**Stated exercise:** Track down every line below that holds "爱岗敬业" and copy it.

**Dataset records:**
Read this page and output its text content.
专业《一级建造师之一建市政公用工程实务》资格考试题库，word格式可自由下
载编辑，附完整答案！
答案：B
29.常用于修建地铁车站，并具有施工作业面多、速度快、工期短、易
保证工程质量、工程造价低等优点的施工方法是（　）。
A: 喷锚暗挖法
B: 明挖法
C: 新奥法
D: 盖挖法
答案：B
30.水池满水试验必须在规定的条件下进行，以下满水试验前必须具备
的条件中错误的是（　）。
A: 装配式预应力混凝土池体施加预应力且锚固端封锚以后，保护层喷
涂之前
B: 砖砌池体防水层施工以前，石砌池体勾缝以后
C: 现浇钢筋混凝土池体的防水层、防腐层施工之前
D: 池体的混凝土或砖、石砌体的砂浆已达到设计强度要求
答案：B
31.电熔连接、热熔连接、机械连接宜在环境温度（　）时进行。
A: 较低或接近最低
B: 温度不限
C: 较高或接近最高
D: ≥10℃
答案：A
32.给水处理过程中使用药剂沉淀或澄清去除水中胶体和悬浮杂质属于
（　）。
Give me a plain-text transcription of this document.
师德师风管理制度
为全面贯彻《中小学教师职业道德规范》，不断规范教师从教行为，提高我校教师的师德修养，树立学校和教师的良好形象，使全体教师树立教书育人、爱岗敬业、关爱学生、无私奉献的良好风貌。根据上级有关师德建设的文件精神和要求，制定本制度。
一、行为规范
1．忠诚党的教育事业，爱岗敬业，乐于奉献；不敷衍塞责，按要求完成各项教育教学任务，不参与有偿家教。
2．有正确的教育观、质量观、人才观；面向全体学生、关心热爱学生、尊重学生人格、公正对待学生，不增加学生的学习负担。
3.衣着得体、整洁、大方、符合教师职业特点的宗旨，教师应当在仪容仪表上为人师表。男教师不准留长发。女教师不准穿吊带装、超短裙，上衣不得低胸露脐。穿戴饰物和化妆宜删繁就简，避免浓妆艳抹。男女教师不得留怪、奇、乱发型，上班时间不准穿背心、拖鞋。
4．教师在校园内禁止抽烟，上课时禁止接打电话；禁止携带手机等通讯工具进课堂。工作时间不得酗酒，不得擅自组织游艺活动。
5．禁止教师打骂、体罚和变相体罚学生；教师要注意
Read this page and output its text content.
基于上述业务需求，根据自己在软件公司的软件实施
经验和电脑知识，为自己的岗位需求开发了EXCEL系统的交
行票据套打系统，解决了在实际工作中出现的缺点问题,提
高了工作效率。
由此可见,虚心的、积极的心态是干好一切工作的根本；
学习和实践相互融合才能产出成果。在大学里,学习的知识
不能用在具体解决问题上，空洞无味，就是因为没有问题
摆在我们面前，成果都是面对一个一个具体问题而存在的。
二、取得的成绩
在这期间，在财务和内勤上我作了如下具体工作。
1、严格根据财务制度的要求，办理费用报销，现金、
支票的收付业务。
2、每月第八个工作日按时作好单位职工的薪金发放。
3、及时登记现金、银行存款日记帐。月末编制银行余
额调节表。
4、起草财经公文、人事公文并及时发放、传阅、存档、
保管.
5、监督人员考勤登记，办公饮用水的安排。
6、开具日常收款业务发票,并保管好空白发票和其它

**Solved problem:**
为全面贯彻《中小学教师职业道德规范》，不断规范教师从教行为，提高我校教师的师德修养，树立学校和教师的良好形象，使全体教师树立教书育人、爱岗敬业、关爱学生、无私奉献的良好风貌。根据上级有关师德建设的文件精神和要求，制定本制度。
1．忠诚党的教育事业，爱岗敬业，乐于奉献；不敷衍塞责，按要求完成各项教育教学任务，不参与有偿家教。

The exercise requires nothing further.